§ Work to complete
Pick out each line of the records that includes the string "Дякую", and copy it.
— BEGIN Material —
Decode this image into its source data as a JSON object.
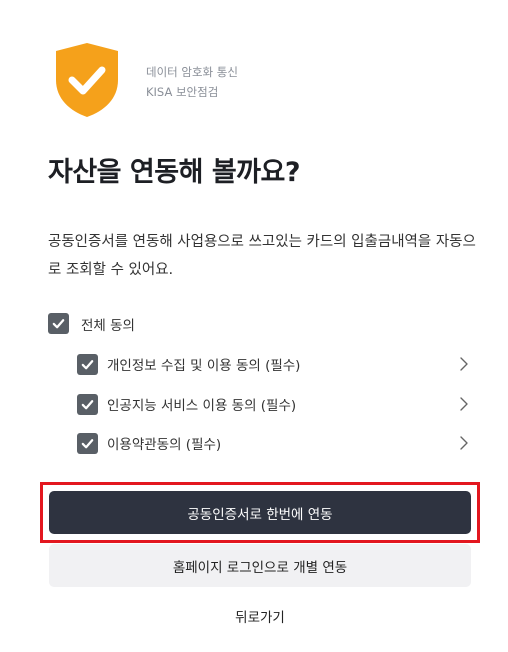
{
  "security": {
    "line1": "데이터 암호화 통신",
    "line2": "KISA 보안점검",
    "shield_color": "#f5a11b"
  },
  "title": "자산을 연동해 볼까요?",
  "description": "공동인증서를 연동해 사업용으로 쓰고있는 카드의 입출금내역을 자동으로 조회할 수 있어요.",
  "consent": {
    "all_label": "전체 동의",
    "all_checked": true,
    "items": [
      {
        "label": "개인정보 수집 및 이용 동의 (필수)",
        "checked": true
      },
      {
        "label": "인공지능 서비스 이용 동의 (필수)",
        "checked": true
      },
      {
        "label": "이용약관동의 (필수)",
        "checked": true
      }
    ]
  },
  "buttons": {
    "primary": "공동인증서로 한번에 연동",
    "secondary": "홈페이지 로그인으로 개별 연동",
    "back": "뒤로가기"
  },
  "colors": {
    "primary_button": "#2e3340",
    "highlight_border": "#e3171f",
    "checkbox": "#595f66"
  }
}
— END Material —
— BEGIN Material —
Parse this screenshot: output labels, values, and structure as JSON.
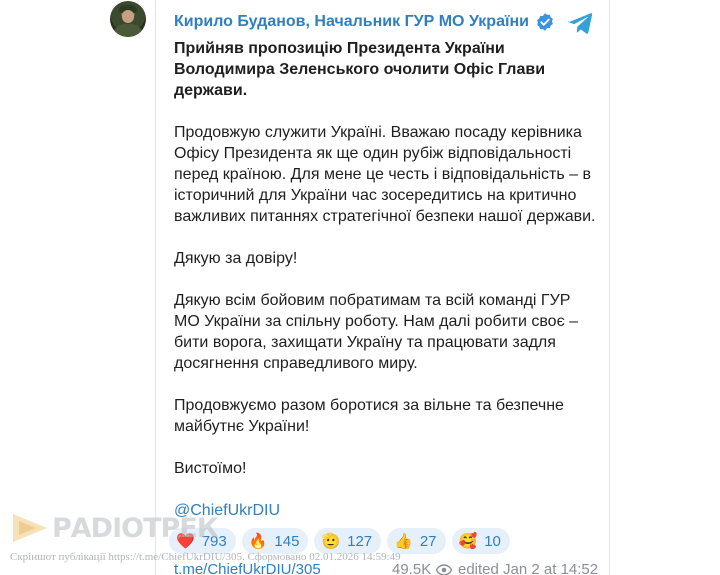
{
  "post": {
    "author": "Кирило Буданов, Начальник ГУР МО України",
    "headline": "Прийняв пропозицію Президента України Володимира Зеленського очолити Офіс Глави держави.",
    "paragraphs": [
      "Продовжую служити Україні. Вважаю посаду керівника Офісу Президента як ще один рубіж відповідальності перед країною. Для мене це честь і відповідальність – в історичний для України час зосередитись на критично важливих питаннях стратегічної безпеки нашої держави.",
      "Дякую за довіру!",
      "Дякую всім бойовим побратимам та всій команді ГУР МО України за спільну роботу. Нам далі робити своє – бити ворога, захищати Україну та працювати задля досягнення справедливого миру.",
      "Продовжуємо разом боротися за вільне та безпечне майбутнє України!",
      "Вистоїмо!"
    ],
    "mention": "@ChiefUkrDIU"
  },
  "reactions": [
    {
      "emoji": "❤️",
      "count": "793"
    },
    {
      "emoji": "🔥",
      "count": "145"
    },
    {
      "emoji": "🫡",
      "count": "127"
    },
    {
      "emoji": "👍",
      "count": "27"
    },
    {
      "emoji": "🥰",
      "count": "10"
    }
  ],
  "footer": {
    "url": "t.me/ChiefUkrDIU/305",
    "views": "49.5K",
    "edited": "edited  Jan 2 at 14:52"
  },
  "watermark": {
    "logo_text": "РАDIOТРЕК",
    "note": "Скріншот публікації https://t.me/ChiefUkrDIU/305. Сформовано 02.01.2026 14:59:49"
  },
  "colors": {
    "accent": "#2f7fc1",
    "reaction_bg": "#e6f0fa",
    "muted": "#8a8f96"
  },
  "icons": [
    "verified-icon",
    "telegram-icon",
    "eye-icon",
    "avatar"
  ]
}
— END Material —
§ Task solution
      "Дякую за довіру!",
      "Дякую всім бойовим побратимам та всій команді ГУР МО України за спільну роботу. Нам далі робити своє – бити ворога, захищати Україну та працювати задля досягнення справедливого миру.",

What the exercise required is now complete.